**GOAL**
Set down, without alteration, the lines from the one that contains "OCR this image." through the final line of the material below.

══════

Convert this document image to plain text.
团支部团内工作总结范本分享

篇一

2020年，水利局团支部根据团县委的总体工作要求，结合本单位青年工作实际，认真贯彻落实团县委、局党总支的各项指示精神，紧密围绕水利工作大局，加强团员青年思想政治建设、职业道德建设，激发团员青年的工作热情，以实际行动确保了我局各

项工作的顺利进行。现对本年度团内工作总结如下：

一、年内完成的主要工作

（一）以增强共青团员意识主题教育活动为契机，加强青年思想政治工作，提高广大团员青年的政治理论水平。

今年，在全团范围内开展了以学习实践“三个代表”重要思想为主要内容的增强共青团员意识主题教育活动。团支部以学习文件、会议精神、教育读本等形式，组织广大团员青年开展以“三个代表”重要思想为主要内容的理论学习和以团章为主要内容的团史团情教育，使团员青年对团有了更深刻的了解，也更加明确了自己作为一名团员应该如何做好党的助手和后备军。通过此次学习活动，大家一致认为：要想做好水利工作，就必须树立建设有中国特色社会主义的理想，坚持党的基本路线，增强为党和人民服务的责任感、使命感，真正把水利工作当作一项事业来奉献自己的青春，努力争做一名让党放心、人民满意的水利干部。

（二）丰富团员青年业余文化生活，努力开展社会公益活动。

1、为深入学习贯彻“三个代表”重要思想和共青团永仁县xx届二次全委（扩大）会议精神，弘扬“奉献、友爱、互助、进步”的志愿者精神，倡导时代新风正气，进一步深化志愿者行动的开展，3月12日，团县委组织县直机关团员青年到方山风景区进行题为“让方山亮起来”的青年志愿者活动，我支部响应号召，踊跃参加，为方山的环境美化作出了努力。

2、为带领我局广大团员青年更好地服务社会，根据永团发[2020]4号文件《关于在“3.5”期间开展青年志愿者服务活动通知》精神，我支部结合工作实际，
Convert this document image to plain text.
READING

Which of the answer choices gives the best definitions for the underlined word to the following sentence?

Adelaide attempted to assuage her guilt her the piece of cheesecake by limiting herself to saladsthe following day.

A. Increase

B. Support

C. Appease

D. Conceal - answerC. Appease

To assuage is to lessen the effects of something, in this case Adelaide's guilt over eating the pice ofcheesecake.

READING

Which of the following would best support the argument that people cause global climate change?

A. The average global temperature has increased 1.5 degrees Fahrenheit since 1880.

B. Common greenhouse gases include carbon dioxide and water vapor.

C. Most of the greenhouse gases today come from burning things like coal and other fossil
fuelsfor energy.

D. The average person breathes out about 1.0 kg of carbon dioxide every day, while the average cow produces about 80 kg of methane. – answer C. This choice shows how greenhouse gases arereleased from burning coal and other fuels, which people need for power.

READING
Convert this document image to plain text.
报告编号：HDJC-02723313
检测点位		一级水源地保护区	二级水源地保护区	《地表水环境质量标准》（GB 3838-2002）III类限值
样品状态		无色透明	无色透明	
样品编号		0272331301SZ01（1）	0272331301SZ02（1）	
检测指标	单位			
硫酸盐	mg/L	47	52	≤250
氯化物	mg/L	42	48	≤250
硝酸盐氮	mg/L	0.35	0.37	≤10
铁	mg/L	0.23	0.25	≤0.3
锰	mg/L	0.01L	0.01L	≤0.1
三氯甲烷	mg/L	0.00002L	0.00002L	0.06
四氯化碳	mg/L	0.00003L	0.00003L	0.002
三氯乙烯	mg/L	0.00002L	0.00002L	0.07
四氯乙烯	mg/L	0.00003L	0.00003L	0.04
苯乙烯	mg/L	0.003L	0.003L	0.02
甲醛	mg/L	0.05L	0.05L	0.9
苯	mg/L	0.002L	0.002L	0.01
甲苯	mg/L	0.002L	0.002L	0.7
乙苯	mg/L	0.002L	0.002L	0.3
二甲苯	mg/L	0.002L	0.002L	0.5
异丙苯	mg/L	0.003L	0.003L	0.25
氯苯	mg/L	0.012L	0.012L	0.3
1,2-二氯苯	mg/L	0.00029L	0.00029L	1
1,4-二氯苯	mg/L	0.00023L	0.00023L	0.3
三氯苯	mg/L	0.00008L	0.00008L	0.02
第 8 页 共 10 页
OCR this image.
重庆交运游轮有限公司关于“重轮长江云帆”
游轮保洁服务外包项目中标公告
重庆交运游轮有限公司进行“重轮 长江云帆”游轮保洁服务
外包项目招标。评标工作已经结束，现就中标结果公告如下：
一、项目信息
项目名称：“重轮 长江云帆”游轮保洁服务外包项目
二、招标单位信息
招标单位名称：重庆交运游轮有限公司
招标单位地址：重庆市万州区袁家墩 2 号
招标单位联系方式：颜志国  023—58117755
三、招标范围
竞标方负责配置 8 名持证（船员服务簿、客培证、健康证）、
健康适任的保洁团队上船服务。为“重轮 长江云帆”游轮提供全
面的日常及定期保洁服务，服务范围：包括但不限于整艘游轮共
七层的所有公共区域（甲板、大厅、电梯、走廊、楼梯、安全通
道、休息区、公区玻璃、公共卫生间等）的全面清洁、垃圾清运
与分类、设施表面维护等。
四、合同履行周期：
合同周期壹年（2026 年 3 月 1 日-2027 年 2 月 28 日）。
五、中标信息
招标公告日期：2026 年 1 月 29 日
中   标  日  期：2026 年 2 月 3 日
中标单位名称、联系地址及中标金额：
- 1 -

══════

**RESPONSE**
OCR this image.
重庆交运游轮有限公司关于“重轮长江云帆”
游轮保洁服务外包项目中标公告
重庆交运游轮有限公司进行“重轮 长江云帆”游轮保洁服务
外包项目招标。评标工作已经结束，现就中标结果公告如下：
一、项目信息
项目名称：“重轮 长江云帆”游轮保洁服务外包项目
二、招标单位信息
招标单位名称：重庆交运游轮有限公司
招标单位地址：重庆市万州区袁家墩 2 号
招标单位联系方式：颜志国  023—58117755
三、招标范围
竞标方负责配置 8 名持证（船员服务簿、客培证、健康证）、
健康适任的保洁团队上船服务。为“重轮 长江云帆”游轮提供全
面的日常及定期保洁服务，服务范围：包括但不限于整艘游轮共
七层的所有公共区域（甲板、大厅、电梯、走廊、楼梯、安全通
道、休息区、公区玻璃、公共卫生间等）的全面清洁、垃圾清运
与分类、设施表面维护等。
四、合同履行周期：
合同周期壹年（2026 年 3 月 1 日-2027 年 2 月 28 日）。
五、中标信息
招标公告日期：2026 年 1 月 29 日
中   标  日  期：2026 年 2 月 3 日
中标单位名称、联系地址及中标金额：
- 1 -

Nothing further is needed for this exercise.